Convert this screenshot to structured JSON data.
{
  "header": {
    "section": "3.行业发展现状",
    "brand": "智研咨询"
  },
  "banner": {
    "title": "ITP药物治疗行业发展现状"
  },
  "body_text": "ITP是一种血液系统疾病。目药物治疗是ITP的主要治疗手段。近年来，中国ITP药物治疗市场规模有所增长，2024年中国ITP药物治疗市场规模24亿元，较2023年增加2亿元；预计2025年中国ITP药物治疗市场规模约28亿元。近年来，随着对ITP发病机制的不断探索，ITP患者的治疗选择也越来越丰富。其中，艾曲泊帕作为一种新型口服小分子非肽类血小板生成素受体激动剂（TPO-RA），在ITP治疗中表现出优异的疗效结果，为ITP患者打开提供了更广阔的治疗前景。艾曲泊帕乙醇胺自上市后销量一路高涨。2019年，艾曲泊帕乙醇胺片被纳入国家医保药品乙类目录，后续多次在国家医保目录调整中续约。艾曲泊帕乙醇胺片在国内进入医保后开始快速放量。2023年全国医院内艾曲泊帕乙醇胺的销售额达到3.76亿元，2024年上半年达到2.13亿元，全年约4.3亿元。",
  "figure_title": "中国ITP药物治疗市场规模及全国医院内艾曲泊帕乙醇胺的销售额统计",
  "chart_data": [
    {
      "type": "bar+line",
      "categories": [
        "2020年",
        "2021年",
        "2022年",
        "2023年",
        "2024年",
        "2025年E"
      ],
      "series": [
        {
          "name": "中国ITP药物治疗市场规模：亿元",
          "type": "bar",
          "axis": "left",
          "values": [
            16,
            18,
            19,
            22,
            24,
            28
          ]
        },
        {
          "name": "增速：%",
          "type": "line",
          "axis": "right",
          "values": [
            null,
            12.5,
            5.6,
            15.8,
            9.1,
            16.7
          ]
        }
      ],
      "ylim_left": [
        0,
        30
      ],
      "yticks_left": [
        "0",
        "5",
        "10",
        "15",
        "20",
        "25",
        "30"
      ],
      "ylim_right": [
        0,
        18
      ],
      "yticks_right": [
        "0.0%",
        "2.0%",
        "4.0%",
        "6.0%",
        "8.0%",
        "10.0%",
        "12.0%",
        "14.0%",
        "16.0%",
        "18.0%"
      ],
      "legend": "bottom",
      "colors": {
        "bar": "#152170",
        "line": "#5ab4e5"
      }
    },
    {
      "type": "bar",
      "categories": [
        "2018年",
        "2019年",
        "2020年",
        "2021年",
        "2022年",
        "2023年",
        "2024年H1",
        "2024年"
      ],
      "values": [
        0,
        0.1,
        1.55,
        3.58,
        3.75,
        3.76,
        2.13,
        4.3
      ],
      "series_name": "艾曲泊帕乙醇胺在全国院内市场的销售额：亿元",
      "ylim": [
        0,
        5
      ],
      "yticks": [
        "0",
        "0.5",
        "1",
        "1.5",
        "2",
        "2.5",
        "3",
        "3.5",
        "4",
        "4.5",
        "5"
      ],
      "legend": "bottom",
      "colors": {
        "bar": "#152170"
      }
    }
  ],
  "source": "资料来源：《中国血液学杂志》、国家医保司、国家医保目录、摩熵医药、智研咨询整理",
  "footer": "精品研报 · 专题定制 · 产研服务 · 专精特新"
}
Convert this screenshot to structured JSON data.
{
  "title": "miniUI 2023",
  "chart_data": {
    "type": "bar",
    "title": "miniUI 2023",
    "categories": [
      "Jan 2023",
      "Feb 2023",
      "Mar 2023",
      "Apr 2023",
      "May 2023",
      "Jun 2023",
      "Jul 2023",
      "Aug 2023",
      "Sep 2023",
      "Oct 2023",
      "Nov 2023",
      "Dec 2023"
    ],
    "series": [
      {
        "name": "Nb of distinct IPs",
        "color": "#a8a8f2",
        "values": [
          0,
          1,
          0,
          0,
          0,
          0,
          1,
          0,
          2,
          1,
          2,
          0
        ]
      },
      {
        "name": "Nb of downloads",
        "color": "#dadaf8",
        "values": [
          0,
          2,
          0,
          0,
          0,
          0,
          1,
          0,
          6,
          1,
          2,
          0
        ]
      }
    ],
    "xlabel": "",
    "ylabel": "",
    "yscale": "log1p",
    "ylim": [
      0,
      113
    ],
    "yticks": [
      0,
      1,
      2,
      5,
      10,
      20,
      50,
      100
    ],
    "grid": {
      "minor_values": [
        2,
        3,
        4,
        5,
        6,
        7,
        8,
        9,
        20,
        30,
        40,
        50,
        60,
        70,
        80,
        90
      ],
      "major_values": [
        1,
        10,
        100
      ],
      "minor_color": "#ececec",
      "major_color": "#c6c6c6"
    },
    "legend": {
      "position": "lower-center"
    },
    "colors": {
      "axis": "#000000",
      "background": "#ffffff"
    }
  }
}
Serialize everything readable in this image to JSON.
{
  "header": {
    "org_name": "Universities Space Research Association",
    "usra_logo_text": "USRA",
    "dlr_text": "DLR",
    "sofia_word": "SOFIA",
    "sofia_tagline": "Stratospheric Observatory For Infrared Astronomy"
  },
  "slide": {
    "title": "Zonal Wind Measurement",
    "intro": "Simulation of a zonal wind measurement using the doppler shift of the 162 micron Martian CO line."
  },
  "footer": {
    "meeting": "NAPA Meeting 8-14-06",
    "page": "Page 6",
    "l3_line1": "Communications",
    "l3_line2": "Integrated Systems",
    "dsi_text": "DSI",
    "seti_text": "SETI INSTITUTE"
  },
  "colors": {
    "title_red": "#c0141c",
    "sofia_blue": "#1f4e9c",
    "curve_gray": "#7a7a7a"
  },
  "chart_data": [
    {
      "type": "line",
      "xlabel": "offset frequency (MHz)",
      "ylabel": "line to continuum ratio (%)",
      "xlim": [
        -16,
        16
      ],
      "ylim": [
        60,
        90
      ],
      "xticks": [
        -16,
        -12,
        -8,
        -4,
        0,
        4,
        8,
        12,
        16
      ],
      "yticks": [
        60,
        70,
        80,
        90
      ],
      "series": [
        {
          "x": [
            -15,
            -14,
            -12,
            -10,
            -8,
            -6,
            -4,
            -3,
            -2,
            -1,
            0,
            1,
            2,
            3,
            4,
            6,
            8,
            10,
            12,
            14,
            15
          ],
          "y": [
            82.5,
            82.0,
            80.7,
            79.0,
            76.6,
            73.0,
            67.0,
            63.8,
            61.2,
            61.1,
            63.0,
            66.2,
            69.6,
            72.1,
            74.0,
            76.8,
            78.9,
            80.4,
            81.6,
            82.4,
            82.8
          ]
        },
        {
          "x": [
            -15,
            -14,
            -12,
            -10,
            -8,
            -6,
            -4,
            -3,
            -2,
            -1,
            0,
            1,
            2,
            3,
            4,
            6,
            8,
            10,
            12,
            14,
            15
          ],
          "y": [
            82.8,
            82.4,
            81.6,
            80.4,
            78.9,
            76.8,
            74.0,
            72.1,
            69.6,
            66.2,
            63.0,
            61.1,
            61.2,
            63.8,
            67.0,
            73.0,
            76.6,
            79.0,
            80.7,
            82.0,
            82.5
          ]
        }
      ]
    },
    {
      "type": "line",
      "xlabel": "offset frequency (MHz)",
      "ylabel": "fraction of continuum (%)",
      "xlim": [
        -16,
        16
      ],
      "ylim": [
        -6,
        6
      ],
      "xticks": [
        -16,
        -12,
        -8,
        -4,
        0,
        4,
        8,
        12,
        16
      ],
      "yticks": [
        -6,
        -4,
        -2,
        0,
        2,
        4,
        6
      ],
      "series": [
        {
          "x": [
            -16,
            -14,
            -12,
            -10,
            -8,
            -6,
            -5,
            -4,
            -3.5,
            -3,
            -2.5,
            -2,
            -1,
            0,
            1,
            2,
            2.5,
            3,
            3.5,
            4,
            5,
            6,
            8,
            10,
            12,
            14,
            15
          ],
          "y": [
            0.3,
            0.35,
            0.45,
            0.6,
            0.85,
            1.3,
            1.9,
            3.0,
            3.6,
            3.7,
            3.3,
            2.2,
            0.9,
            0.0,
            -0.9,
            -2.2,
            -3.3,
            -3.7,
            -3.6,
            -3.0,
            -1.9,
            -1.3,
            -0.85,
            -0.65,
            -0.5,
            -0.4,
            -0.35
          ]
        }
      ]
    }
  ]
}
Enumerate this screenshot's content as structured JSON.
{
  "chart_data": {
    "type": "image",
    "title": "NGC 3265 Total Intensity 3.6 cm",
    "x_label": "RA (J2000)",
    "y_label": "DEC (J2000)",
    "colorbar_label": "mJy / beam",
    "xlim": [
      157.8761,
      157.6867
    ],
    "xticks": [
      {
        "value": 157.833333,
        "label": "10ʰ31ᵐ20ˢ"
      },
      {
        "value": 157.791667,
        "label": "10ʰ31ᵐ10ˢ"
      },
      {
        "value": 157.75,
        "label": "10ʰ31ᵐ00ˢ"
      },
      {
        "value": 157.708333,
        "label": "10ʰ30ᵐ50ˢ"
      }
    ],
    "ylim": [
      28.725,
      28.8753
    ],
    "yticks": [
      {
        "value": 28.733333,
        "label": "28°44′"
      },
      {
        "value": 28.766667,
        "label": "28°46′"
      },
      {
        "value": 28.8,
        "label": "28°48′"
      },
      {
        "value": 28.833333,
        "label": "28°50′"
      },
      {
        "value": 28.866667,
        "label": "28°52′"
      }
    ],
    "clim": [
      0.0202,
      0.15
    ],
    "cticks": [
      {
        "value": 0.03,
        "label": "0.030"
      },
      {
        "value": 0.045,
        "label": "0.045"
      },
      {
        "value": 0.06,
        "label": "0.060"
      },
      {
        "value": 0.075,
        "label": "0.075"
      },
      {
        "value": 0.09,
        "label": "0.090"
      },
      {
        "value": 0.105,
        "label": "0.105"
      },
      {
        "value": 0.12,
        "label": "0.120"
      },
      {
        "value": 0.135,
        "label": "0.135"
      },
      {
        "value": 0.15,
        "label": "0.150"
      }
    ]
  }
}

§ Requirement
Scan the material above. Copy each line that holds the word "this".

§ Result
Convert this screenshot to structured JSON data.
Convert this screenshot to structured JSON data.
Serialize everything readable in this image to JSON.
Enumerate this screenshot's content as structured JSON.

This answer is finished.